**Objective:** Sift the material for lines containing "Ischio", and return them.

Items listed in a dataset
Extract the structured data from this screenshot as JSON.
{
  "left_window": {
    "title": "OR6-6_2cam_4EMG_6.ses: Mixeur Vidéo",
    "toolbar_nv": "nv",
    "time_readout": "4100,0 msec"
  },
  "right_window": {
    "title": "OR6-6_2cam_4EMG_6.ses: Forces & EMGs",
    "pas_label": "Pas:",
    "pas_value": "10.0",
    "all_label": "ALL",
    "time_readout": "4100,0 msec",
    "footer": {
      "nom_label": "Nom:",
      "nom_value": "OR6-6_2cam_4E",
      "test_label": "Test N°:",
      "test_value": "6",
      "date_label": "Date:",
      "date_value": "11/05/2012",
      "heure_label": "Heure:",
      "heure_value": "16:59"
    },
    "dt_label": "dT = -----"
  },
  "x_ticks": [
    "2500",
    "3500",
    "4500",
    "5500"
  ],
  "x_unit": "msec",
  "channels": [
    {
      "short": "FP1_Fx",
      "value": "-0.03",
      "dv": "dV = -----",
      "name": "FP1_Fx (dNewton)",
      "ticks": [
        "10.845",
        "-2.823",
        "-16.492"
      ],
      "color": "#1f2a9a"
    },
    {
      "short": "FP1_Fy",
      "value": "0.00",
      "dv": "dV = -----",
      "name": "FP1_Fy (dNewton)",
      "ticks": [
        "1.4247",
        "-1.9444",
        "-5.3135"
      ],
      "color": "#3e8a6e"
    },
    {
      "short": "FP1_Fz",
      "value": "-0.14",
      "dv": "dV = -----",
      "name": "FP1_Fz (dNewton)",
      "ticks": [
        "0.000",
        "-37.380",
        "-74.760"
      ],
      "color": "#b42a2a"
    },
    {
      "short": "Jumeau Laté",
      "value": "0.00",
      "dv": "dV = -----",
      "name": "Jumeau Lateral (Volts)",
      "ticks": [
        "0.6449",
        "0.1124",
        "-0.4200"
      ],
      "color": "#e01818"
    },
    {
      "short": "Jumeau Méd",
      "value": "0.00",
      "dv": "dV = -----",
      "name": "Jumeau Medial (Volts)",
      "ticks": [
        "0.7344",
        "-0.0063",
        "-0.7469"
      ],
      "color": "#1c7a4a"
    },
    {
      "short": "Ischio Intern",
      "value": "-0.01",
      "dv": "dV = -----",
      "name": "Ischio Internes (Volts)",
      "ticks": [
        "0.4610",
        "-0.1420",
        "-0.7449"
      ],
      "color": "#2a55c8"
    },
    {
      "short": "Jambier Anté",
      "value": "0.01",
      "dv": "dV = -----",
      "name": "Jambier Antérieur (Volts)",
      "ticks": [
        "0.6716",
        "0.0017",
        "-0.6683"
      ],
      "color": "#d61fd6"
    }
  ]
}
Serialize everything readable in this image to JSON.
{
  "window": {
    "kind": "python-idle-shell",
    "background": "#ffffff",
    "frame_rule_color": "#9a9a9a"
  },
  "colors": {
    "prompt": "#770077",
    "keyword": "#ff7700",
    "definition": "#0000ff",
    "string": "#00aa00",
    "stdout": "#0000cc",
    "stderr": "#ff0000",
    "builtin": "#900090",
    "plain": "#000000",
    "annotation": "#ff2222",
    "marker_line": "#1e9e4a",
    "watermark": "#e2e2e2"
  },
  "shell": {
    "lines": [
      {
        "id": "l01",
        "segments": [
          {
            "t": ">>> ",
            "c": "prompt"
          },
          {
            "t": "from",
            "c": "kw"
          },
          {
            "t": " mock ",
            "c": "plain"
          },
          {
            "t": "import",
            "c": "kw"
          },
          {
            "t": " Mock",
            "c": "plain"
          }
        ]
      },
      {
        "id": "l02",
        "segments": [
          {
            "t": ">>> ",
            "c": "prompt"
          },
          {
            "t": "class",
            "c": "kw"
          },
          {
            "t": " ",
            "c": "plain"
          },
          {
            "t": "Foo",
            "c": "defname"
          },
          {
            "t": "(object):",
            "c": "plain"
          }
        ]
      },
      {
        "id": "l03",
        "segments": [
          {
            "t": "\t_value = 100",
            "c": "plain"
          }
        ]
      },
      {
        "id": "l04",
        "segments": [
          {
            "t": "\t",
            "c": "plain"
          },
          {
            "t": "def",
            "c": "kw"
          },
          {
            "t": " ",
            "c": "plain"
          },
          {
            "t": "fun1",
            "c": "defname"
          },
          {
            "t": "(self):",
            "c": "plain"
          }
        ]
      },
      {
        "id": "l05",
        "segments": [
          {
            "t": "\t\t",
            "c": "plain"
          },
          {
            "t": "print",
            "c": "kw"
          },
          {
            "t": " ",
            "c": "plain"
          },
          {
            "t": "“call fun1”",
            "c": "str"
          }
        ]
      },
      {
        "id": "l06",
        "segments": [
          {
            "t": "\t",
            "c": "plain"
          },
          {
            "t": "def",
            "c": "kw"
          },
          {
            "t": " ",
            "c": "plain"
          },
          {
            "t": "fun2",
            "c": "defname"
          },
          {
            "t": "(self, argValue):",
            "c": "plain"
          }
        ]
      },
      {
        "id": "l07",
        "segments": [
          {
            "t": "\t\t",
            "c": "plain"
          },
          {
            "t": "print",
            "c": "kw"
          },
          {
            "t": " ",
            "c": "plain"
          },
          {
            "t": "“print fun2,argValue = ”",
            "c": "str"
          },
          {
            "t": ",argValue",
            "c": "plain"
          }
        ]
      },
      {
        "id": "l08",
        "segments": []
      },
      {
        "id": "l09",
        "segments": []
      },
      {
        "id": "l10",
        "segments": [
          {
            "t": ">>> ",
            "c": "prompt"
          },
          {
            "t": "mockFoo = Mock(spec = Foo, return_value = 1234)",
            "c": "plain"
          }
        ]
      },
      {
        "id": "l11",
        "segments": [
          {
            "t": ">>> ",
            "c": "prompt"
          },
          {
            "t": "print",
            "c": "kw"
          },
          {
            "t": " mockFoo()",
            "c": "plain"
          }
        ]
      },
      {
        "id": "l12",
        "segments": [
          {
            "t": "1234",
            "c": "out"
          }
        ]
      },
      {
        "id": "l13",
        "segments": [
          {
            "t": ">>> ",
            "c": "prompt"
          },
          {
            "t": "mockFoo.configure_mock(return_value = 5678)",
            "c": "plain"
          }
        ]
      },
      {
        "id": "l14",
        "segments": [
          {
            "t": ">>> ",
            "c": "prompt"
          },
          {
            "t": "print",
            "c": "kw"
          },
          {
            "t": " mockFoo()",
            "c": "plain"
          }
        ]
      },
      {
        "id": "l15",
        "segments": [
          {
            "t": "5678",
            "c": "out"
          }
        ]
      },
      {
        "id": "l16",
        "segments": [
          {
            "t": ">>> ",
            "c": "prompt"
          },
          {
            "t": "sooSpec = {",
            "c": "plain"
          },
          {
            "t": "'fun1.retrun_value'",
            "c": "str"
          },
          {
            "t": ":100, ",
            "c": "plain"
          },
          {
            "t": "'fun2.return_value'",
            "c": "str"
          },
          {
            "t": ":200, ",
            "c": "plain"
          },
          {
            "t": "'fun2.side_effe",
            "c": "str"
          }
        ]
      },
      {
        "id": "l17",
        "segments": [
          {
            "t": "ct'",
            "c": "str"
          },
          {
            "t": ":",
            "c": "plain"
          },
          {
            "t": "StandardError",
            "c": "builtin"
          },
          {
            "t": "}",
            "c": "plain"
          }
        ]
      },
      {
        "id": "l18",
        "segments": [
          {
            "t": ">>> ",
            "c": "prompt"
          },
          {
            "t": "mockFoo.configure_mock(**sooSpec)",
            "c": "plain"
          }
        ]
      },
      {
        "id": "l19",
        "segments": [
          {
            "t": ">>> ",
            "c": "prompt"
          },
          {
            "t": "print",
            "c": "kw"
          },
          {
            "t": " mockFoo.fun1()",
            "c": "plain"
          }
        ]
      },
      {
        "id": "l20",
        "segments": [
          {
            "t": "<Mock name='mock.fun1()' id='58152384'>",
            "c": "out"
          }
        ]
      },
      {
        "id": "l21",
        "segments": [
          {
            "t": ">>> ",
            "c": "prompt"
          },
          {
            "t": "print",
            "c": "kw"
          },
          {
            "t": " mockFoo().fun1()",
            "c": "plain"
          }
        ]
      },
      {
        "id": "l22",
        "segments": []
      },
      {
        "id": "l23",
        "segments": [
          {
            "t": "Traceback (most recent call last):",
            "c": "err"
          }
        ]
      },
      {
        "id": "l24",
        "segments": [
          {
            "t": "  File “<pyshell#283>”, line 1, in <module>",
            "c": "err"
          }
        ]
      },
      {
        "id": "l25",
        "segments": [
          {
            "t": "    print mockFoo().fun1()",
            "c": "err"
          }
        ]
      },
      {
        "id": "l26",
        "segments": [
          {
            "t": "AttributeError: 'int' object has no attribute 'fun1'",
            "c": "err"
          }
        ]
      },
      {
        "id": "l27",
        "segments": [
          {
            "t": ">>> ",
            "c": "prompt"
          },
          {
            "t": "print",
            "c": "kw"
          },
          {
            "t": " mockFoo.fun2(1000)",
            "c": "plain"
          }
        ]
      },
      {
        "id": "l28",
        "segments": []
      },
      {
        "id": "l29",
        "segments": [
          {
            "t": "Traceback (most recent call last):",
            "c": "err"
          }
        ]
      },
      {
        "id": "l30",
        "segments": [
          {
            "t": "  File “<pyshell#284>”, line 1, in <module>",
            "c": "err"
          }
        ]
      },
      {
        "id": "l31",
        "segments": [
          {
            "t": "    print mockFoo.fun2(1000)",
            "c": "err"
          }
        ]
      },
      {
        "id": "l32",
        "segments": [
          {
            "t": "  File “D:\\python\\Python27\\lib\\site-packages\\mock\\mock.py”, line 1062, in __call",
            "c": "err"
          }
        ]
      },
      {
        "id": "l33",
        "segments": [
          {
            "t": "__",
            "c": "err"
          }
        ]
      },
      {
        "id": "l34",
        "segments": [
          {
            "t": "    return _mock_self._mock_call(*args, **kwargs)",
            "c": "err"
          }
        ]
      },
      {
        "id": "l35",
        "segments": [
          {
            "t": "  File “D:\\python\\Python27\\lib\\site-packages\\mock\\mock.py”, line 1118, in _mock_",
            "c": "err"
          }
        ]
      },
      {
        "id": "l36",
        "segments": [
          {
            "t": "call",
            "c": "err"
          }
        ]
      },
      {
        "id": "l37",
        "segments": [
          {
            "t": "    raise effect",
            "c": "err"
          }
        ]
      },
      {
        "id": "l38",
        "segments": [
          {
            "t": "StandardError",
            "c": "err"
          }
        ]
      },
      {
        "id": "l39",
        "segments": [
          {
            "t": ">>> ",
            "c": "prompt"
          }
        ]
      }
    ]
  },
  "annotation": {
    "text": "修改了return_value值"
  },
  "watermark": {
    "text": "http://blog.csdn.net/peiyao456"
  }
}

**The reply:**
      "short": "Ischio Intern",
      "name": "Ischio Internes (Volts)",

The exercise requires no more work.